- **Direction**: Report how many lines in the records below contain the word "image". Give only the number.

- **Input for this task**:
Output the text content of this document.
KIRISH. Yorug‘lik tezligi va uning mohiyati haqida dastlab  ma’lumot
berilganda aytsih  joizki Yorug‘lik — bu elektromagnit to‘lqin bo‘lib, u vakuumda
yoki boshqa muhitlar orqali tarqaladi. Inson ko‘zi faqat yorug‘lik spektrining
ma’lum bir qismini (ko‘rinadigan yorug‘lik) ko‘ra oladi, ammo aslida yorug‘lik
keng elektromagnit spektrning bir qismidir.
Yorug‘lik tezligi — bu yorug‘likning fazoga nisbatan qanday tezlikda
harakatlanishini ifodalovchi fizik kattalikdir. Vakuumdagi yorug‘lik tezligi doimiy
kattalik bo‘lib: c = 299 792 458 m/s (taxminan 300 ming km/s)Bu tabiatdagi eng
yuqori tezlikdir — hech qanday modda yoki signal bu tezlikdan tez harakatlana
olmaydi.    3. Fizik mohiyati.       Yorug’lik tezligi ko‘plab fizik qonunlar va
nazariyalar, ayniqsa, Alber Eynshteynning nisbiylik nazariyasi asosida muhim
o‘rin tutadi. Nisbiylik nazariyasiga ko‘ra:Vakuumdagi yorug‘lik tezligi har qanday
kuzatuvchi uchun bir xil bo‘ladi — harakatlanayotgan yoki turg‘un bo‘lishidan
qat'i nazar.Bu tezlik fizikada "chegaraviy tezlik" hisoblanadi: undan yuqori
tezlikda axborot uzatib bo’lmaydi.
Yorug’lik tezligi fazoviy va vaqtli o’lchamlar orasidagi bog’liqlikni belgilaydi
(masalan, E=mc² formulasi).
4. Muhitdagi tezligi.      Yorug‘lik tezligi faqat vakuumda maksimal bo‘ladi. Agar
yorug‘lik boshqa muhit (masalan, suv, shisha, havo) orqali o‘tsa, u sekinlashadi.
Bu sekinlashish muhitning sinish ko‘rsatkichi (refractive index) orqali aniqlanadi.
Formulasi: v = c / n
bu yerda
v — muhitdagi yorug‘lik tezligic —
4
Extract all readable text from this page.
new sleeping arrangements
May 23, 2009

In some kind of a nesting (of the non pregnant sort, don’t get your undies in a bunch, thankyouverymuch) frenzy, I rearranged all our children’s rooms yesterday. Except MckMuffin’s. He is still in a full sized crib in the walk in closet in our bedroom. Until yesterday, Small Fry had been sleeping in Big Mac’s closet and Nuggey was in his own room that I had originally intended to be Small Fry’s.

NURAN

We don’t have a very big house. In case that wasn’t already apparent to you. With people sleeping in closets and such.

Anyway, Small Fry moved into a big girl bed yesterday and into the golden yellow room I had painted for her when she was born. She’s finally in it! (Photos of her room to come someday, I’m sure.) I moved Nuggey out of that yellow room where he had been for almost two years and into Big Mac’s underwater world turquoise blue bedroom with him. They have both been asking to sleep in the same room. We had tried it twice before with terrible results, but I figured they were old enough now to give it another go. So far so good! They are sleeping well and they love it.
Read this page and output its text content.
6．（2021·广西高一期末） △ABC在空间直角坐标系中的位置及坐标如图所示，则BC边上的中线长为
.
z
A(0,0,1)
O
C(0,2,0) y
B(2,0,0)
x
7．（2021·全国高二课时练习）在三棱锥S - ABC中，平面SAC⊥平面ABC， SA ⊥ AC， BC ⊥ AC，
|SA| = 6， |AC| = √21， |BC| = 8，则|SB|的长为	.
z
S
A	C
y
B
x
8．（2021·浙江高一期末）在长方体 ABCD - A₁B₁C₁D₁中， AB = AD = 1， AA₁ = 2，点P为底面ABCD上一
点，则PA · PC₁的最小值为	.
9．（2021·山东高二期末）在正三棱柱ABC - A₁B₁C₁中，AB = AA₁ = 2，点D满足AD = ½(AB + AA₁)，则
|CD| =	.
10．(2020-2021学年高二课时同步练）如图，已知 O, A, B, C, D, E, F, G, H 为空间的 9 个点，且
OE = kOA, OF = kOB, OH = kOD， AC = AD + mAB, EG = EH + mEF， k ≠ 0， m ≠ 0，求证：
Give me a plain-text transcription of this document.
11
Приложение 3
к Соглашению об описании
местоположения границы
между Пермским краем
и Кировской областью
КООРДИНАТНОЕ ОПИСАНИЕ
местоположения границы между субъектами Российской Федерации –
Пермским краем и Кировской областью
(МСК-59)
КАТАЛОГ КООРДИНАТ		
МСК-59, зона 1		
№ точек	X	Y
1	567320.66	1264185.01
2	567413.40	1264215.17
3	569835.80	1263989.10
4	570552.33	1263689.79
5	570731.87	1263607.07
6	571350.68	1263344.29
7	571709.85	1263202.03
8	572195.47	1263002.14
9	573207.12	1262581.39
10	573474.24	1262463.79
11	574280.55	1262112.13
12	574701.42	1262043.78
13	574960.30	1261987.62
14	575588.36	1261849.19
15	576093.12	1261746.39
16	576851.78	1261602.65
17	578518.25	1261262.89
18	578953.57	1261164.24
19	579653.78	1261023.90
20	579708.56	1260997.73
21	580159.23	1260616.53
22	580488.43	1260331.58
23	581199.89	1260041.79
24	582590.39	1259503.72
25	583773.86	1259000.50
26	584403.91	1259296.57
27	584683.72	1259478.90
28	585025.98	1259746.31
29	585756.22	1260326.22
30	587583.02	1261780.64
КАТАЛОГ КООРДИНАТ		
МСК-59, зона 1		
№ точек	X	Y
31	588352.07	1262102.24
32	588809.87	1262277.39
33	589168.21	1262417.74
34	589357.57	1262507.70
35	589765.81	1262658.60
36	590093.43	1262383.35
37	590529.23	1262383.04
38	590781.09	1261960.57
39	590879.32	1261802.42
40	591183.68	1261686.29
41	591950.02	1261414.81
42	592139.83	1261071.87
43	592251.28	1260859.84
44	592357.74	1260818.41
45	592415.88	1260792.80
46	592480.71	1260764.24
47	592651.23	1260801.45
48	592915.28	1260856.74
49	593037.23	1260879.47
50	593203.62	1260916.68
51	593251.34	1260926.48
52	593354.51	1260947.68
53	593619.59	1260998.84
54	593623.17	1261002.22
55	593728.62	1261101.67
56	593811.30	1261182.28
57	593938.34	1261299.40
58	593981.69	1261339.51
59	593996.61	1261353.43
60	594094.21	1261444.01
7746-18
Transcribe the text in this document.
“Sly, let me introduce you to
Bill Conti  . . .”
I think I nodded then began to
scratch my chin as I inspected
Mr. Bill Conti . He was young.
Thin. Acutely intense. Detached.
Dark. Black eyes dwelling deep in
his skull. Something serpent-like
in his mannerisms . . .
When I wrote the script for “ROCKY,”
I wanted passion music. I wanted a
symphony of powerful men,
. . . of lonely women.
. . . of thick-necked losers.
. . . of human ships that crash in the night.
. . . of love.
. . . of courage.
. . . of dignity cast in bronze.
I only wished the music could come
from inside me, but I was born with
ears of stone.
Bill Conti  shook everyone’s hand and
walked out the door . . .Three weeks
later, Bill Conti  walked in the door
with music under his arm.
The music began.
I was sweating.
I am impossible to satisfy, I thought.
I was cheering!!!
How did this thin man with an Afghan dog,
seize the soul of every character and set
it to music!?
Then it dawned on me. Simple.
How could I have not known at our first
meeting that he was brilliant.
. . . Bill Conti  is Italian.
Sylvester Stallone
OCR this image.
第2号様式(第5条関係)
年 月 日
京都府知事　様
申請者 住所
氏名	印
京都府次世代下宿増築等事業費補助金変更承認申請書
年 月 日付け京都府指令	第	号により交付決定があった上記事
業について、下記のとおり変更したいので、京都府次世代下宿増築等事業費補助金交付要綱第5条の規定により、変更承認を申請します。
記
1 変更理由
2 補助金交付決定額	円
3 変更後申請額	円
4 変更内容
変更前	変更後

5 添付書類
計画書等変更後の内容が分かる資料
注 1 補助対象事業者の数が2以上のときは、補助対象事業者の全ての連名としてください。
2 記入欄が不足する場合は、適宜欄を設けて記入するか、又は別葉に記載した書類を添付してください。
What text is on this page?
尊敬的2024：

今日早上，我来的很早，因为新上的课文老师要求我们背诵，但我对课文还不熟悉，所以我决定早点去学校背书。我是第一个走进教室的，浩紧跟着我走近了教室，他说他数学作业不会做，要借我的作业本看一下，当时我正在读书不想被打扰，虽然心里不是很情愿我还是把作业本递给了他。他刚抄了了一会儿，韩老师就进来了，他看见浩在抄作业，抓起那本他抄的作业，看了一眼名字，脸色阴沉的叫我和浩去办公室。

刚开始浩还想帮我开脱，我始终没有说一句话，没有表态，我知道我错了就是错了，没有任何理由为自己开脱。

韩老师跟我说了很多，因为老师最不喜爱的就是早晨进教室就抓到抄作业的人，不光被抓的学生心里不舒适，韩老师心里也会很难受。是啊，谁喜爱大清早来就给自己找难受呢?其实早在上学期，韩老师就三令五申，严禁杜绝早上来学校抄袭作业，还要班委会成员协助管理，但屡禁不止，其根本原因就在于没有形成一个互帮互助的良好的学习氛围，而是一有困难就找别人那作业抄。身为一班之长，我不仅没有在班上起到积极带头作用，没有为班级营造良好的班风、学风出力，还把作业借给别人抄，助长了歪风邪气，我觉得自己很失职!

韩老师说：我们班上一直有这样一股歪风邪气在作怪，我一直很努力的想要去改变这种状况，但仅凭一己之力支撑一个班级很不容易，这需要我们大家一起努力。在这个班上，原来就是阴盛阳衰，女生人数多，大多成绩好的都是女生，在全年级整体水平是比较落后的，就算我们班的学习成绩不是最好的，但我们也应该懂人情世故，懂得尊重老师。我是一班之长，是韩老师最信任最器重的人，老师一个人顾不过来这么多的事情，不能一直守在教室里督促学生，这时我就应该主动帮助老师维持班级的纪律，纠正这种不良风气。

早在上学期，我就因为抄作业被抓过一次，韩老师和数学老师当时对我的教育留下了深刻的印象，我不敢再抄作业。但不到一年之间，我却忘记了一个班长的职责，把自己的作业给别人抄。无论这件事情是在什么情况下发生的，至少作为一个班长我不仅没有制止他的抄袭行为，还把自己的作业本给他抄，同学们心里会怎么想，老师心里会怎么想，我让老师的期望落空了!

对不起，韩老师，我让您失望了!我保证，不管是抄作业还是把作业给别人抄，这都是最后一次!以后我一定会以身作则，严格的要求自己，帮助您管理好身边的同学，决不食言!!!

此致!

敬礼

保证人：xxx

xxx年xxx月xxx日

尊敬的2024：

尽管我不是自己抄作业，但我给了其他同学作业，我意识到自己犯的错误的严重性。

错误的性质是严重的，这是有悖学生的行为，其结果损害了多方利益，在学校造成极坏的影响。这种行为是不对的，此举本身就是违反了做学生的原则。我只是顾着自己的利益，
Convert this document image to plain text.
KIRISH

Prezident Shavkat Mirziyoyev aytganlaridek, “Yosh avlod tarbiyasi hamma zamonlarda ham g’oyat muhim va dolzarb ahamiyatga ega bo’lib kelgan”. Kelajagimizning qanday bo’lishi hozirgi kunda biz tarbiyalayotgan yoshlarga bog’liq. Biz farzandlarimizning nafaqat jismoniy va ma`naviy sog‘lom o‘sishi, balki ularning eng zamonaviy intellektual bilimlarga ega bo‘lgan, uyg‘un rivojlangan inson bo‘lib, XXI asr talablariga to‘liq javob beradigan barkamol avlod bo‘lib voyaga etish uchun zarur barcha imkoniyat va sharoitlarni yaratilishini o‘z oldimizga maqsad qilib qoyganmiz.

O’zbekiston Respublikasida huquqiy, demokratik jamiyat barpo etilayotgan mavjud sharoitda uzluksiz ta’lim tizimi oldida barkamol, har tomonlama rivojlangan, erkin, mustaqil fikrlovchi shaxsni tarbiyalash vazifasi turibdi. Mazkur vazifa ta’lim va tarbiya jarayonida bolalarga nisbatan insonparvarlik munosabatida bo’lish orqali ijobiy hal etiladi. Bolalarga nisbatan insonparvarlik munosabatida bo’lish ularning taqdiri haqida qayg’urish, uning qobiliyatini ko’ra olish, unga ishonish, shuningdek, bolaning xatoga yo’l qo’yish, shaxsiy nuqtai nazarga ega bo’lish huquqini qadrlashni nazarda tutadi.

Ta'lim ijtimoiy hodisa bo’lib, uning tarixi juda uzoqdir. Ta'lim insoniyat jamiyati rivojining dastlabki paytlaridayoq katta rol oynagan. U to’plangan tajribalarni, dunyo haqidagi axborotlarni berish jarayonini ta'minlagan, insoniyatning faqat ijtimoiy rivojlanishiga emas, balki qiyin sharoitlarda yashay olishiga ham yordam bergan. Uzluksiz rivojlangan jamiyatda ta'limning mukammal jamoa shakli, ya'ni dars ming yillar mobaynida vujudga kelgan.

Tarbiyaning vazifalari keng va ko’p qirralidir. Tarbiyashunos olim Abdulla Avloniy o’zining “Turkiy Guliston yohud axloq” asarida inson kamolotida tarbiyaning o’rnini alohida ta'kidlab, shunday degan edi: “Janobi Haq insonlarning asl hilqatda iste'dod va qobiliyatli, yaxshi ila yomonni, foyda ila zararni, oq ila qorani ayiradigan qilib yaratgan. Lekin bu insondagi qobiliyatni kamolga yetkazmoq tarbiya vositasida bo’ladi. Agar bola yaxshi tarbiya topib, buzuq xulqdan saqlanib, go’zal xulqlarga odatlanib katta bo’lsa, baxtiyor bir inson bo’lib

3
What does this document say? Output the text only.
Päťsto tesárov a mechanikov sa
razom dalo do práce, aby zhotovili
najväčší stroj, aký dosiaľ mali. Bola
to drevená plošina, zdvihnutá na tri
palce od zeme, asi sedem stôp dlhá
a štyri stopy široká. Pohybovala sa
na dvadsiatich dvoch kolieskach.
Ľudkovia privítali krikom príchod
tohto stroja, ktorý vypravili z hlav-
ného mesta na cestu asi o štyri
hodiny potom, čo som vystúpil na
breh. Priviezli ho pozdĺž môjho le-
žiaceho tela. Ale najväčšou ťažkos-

- **Task response**: 2